Give every entry again, word for word.

Stored entries
════════
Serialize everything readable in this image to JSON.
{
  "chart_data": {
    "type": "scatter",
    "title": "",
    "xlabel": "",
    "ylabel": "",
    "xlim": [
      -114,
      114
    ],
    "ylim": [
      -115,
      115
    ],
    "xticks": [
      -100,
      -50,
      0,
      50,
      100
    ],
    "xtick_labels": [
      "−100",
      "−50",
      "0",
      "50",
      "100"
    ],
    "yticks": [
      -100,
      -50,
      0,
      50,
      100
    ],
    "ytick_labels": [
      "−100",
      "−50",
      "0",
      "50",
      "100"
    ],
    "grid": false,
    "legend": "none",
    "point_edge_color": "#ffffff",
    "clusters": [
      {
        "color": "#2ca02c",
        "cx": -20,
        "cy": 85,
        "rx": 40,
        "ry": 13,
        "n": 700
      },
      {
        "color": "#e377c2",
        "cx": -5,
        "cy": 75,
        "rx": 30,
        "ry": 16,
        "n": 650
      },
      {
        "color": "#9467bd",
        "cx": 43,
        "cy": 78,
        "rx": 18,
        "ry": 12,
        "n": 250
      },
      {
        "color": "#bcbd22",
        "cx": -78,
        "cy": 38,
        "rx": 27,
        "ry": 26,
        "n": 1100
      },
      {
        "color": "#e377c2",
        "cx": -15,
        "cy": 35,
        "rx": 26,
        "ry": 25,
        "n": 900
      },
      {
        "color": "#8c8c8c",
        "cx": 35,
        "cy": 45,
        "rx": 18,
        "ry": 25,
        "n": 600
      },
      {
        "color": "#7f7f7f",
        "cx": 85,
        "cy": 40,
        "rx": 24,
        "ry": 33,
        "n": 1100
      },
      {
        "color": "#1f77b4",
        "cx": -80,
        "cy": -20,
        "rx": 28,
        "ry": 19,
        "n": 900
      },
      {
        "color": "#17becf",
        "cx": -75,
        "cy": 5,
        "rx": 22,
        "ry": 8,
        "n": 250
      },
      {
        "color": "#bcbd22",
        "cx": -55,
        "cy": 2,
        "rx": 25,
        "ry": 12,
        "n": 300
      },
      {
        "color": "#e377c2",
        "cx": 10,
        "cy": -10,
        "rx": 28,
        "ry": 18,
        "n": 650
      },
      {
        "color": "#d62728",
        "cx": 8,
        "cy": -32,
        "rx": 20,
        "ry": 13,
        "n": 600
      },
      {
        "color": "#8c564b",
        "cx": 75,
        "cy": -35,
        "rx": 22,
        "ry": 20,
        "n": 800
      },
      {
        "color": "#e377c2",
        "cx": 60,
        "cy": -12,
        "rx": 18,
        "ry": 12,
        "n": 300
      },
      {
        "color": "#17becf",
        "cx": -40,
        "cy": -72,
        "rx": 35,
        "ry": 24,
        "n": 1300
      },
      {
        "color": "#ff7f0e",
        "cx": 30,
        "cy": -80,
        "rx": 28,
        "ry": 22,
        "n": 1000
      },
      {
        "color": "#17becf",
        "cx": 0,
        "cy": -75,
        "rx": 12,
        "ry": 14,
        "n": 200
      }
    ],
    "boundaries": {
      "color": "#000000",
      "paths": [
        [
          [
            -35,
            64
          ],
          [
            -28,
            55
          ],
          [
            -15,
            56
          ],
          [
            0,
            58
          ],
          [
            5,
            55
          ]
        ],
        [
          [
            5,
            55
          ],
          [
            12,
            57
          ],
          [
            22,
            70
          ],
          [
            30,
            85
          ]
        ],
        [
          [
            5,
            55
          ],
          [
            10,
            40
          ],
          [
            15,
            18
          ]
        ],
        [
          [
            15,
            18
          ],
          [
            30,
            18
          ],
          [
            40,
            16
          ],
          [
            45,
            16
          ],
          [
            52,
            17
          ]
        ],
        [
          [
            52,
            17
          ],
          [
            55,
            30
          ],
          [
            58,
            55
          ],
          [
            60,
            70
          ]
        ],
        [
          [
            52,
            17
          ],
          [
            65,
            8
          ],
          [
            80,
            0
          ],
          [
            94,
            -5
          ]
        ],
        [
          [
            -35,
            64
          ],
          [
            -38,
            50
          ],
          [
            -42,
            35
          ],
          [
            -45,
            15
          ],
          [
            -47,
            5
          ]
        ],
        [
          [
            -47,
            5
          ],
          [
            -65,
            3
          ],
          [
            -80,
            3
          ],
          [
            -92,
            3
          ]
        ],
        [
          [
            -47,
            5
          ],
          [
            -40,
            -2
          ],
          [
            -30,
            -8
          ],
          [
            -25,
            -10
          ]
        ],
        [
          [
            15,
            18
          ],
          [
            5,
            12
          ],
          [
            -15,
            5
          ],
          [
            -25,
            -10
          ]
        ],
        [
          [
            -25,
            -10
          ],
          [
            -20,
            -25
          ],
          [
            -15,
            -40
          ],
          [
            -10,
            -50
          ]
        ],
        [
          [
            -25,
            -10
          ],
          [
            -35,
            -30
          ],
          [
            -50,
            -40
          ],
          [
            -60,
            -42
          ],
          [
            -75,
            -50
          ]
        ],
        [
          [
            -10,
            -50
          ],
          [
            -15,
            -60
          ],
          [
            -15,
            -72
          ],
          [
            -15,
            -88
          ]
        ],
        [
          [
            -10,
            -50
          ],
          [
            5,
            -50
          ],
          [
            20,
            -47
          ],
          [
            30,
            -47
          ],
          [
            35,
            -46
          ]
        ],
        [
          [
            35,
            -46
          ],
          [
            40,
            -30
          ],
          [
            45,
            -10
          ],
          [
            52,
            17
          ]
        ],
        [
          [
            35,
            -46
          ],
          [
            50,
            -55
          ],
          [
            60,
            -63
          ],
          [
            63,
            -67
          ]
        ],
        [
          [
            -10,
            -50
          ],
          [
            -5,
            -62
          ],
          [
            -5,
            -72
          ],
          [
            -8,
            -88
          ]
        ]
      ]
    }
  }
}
════════
### Final answer
Serialize everything readable in this image to JSON.
{
  "chart_data": {
    "type": "scatter",
    "title": "",
    "xlabel": "",
    "ylabel": "",
    "xlim": [
      -114,
      114
    ],
    "ylim": [
      -115,
      115
    ],
    "xticks": [
      -100,
      -50,
      0,
      50,
      100
    ],
    "xtick_labels": [
      "−100",
      "−50",
      "0",
      "50",
      "100"
    ],
    "yticks": [
      -100,
      -50,
      0,
      50,
      100
    ],
    "ytick_labels": [
      "−100",
      "−50",
      "0",
      "50",
      "100"
    ],
    "grid": false,
    "legend": "none",
    "point_edge_color": "#ffffff",
    "clusters": [
      {
        "color": "#2ca02c",
        "cx": -20,
        "cy": 85,
        "rx": 40,
        "ry": 13,
        "n": 700
      },
      {
        "color": "#e377c2",
        "cx": -5,
        "cy": 75,
        "rx": 30,
        "ry": 16,
        "n": 650
      },
      {
        "color": "#9467bd",
        "cx": 43,
        "cy": 78,
        "rx": 18,
        "ry": 12,
        "n": 250
      },
      {
        "color": "#bcbd22",
        "cx": -78,
        "cy": 38,
        "rx": 27,
        "ry": 26,
        "n": 1100
      },
      {
        "color": "#e377c2",
        "cx": -15,
        "cy": 35,
        "rx": 26,
        "ry": 25,
        "n": 900
      },
      {
        "color": "#8c8c8c",
        "cx": 35,
        "cy": 45,
        "rx": 18,
        "ry": 25,
        "n": 600
      },
      {
        "color": "#7f7f7f",
        "cx": 85,
        "cy": 40,
        "rx": 24,
        "ry": 33,
        "n": 1100
      },
      {
        "color": "#1f77b4",
        "cx": -80,
        "cy": -20,
        "rx": 28,
        "ry": 19,
        "n": 900
      },
      {
        "color": "#17becf",
        "cx": -75,
        "cy": 5,
        "rx": 22,
        "ry": 8,
        "n": 250
      },
      {
        "color": "#bcbd22",
        "cx": -55,
        "cy": 2,
        "rx": 25,
        "ry": 12,
        "n": 300
      },
      {
        "color": "#e377c2",
        "cx": 10,
        "cy": -10,
        "rx": 28,
        "ry": 18,
        "n": 650
      },
      {
        "color": "#d62728",
        "cx": 8,
        "cy": -32,
        "rx": 20,
        "ry": 13,
        "n": 600
      },
      {
        "color": "#8c564b",
        "cx": 75,
        "cy": -35,
        "rx": 22,
        "ry": 20,
        "n": 800
      },
      {
        "color": "#e377c2",
        "cx": 60,
        "cy": -12,
        "rx": 18,
        "ry": 12,
        "n": 300
      },
      {
        "color": "#17becf",
        "cx": -40,
        "cy": -72,
        "rx": 35,
        "ry": 24,
        "n": 1300
      },
      {
        "color": "#ff7f0e",
        "cx": 30,
        "cy": -80,
        "rx": 28,
        "ry": 22,
        "n": 1000
      },
      {
        "color": "#17becf",
        "cx": 0,
        "cy": -75,
        "rx": 12,
        "ry": 14,
        "n": 200
      }
    ],
    "boundaries": {
      "color": "#000000",
      "paths": [
        [
          [
            -35,
            64
          ],
          [
            -28,
            55
          ],
          [
            -15,
            56
          ],
          [
            0,
            58
          ],
          [
            5,
            55
          ]
        ],
        [
          [
            5,
            55
          ],
          [
            12,
            57
          ],
          [
            22,
            70
          ],
          [
            30,
            85
          ]
        ],
        [
          [
            5,
            55
          ],
          [
            10,
            40
          ],
          [
            15,
            18
          ]
        ],
        [
          [
            15,
            18
          ],
          [
            30,
            18
          ],
          [
            40,
            16
          ],
          [
            45,
            16
          ],
          [
            52,
            17
          ]
        ],
        [
          [
            52,
            17
          ],
          [
            55,
            30
          ],
          [
            58,
            55
          ],
          [
            60,
            70
          ]
        ],
        [
          [
            52,
            17
          ],
          [
            65,
            8
          ],
          [
            80,
            0
          ],
          [
            94,
            -5
          ]
        ],
        [
          [
            -35,
            64
          ],
          [
            -38,
            50
          ],
          [
            -42,
            35
          ],
          [
            -45,
            15
          ],
          [
            -47,
            5
          ]
        ],
        [
          [
            -47,
            5
          ],
          [
            -65,
            3
          ],
          [
            -80,
            3
          ],
          [
            -92,
            3
          ]
        ],
        [
          [
            -47,
            5
          ],
          [
            -40,
            -2
          ],
          [
            -30,
            -8
          ],
          [
            -25,
            -10
          ]
        ],
        [
          [
            15,
            18
          ],
          [
            5,
            12
          ],
          [
            -15,
            5
          ],
          [
            -25,
            -10
          ]
        ],
        [
          [
            -25,
            -10
          ],
          [
            -20,
            -25
          ],
          [
            -15,
            -40
          ],
          [
            -10,
            -50
          ]
        ],
        [
          [
            -25,
            -10
          ],
          [
            -35,
            -30
          ],
          [
            -50,
            -40
          ],
          [
            -60,
            -42
          ],
          [
            -75,
            -50
          ]
        ],
        [
          [
            -10,
            -50
          ],
          [
            -15,
            -60
          ],
          [
            -15,
            -72
          ],
          [
            -15,
            -88
          ]
        ],
        [
          [
            -10,
            -50
          ],
          [
            5,
            -50
          ],
          [
            20,
            -47
          ],
          [
            30,
            -47
          ],
          [
            35,
            -46
          ]
        ],
        [
          [
            35,
            -46
          ],
          [
            40,
            -30
          ],
          [
            45,
            -10
          ],
          [
            52,
            17
          ]
        ],
        [
          [
            35,
            -46
          ],
          [
            50,
            -55
          ],
          [
            60,
            -63
          ],
          [
            63,
            -67
          ]
        ],
        [
          [
            -10,
            -50
          ],
          [
            -5,
            -62
          ],
          [
            -5,
            -72
          ],
          [
            -8,
            -88
          ]
        ]
      ]
    }
  }
}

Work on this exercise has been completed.